(Collected data entries)
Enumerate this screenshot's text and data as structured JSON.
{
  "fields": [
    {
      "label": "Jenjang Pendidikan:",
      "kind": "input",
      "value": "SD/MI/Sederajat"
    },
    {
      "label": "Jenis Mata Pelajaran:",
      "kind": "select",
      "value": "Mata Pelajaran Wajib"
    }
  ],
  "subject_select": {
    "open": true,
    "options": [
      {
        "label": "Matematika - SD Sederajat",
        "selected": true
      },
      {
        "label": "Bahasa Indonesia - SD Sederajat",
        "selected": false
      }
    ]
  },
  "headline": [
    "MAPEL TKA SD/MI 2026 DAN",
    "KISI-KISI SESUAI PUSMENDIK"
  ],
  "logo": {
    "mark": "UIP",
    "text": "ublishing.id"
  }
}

EXERCISE OBJECTIVE: Make an exact copy of the listing, including every line.

SOLVED EXERCISE:
Enumerate this screenshot's text and data as structured JSON.
{
  "fields": [
    {
      "label": "Jenjang Pendidikan:",
      "kind": "input",
      "value": "SD/MI/Sederajat"
    },
    {
      "label": "Jenis Mata Pelajaran:",
      "kind": "select",
      "value": "Mata Pelajaran Wajib"
    }
  ],
  "subject_select": {
    "open": true,
    "options": [
      {
        "label": "Matematika - SD Sederajat",
        "selected": true
      },
      {
        "label": "Bahasa Indonesia - SD Sederajat",
        "selected": false
      }
    ]
  },
  "headline": [
    "MAPEL TKA SD/MI 2026 DAN",
    "KISI-KISI SESUAI PUSMENDIK"
  ],
  "logo": {
    "mark": "UIP",
    "text": "ublishing.id"
  }
}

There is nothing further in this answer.